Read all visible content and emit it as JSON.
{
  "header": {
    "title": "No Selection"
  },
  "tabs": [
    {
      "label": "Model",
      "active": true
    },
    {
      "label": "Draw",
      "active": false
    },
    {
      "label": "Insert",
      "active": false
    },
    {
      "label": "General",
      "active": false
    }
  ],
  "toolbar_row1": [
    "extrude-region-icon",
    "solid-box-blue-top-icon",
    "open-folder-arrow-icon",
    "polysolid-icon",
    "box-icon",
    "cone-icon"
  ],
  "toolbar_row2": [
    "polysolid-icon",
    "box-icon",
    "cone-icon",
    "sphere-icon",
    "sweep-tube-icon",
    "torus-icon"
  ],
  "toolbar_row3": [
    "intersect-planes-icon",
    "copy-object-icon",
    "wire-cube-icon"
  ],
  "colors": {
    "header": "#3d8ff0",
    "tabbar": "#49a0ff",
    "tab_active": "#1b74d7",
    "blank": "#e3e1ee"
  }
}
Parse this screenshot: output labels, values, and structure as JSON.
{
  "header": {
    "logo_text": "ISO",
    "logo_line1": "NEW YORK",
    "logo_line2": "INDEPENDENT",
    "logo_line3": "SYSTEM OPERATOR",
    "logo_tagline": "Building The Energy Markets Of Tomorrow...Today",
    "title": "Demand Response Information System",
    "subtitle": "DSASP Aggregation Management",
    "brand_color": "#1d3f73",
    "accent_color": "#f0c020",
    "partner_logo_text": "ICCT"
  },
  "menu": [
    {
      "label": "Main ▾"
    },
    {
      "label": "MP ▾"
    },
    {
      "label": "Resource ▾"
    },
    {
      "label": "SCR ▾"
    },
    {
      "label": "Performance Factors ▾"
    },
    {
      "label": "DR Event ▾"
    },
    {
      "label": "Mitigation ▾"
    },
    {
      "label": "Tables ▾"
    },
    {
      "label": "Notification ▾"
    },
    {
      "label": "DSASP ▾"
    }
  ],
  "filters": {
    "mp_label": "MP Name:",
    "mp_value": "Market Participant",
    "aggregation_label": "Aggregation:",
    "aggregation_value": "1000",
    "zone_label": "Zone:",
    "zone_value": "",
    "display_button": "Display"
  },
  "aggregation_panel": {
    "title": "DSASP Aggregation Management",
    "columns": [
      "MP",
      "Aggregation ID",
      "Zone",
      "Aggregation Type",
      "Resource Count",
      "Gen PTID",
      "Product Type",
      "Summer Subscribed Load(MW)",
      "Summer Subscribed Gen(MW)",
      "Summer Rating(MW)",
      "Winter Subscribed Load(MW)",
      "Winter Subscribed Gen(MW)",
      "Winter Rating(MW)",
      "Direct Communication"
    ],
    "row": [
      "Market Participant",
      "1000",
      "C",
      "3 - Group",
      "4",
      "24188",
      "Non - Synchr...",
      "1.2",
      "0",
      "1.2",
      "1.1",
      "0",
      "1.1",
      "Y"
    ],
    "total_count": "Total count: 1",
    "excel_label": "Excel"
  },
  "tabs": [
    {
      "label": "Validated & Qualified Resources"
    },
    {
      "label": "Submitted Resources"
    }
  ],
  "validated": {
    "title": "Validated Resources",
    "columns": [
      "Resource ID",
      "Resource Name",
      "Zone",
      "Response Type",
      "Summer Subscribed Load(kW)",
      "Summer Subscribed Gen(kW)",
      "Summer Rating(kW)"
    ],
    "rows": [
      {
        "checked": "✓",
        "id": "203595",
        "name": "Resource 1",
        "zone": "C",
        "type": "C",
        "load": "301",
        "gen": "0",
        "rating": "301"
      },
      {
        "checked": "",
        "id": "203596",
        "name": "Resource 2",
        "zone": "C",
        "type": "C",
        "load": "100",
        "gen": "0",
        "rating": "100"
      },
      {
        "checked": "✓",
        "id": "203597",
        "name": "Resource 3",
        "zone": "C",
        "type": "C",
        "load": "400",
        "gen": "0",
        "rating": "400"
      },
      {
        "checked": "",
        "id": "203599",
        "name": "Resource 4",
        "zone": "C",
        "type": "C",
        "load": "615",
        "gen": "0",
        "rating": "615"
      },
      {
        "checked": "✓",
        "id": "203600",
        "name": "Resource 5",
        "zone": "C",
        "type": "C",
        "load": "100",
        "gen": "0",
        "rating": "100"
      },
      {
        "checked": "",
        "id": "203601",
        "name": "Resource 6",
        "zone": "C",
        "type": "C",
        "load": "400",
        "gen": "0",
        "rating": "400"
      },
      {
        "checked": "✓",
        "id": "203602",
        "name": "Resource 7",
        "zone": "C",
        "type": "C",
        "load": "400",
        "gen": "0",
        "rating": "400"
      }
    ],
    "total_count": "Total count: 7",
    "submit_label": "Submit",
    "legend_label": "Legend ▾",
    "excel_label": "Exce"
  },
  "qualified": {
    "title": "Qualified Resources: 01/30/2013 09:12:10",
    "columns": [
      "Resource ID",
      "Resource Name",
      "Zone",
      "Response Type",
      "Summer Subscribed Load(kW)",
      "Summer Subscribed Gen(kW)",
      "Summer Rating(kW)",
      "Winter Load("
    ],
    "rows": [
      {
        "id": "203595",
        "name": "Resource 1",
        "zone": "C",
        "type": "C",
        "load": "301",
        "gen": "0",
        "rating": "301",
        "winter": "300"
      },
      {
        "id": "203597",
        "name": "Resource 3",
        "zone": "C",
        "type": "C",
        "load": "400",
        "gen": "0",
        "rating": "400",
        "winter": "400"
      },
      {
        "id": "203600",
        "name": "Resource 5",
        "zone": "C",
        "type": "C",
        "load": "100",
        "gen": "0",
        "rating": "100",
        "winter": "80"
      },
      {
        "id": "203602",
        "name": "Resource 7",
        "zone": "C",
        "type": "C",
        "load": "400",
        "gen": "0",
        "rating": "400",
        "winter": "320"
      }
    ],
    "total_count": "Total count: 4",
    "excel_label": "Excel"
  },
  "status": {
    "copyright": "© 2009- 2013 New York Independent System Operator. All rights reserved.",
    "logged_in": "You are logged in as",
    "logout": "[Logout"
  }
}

#### PROMPT
Find the word "Subscribed" in the entries, and copy every line it shows up in.

#### PROBLEM SOLUTION
      "Summer Subscribed Load(MW)",
      "Summer Subscribed Gen(MW)",
      "Winter Subscribed Load(MW)",
      "Winter Subscribed Gen(MW)",
      "Summer Subscribed Load(kW)",
      "Summer Subscribed Gen(kW)",
      "Summer Subscribed Load(kW)",
      "Summer Subscribed Gen(kW)",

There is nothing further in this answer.